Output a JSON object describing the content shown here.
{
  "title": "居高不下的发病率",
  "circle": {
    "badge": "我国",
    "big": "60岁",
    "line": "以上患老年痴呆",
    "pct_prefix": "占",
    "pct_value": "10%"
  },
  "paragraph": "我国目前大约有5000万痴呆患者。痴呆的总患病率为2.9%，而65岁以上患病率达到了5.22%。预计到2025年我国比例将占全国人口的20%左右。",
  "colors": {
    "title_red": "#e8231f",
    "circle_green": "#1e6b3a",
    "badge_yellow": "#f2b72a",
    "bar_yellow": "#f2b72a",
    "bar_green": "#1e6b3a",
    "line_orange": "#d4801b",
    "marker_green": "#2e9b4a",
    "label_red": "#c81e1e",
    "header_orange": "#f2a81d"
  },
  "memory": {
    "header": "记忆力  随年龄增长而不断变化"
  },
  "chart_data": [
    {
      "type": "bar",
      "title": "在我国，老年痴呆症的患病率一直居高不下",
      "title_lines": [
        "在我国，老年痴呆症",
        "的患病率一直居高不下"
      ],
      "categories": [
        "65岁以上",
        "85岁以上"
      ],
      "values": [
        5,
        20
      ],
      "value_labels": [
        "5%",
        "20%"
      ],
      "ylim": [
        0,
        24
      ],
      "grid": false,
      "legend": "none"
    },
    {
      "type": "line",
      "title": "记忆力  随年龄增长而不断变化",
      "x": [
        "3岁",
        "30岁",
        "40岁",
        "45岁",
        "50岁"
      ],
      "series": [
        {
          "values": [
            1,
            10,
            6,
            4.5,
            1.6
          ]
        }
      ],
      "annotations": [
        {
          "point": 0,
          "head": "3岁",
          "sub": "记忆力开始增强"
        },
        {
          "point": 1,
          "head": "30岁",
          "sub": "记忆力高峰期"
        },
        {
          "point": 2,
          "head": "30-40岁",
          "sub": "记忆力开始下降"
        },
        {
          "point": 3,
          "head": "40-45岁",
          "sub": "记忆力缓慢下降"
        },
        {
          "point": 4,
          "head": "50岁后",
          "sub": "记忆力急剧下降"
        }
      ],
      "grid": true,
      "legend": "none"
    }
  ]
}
★ ★ ★
== Requirements ==
Write out every entry verbatim.

== Problem solution ==
Output a JSON object describing the content shown here.
{
  "title": "居高不下的发病率",
  "circle": {
    "badge": "我国",
    "big": "60岁",
    "line": "以上患老年痴呆",
    "pct_prefix": "占",
    "pct_value": "10%"
  },
  "paragraph": "我国目前大约有5000万痴呆患者。痴呆的总患病率为2.9%，而65岁以上患病率达到了5.22%。预计到2025年我国比例将占全国人口的20%左右。",
  "colors": {
    "title_red": "#e8231f",
    "circle_green": "#1e6b3a",
    "badge_yellow": "#f2b72a",
    "bar_yellow": "#f2b72a",
    "bar_green": "#1e6b3a",
    "line_orange": "#d4801b",
    "marker_green": "#2e9b4a",
    "label_red": "#c81e1e",
    "header_orange": "#f2a81d"
  },
  "memory": {
    "header": "记忆力  随年龄增长而不断变化"
  },
  "chart_data": [
    {
      "type": "bar",
      "title": "在我国，老年痴呆症的患病率一直居高不下",
      "title_lines": [
        "在我国，老年痴呆症",
        "的患病率一直居高不下"
      ],
      "categories": [
        "65岁以上",
        "85岁以上"
      ],
      "values": [
        5,
        20
      ],
      "value_labels": [
        "5%",
        "20%"
      ],
      "ylim": [
        0,
        24
      ],
      "grid": false,
      "legend": "none"
    },
    {
      "type": "line",
      "title": "记忆力  随年龄增长而不断变化",
      "x": [
        "3岁",
        "30岁",
        "40岁",
        "45岁",
        "50岁"
      ],
      "series": [
        {
          "values": [
            1,
            10,
            6,
            4.5,
            1.6
          ]
        }
      ],
      "annotations": [
        {
          "point": 0,
          "head": "3岁",
          "sub": "记忆力开始增强"
        },
        {
          "point": 1,
          "head": "30岁",
          "sub": "记忆力高峰期"
        },
        {
          "point": 2,
          "head": "30-40岁",
          "sub": "记忆力开始下降"
        },
        {
          "point": 3,
          "head": "40-45岁",
          "sub": "记忆力缓慢下降"
        },
        {
          "point": 4,
          "head": "50岁后",
          "sub": "记忆力急剧下降"
        }
      ],
      "grid": true,
      "legend": "none"
    }
  ]
}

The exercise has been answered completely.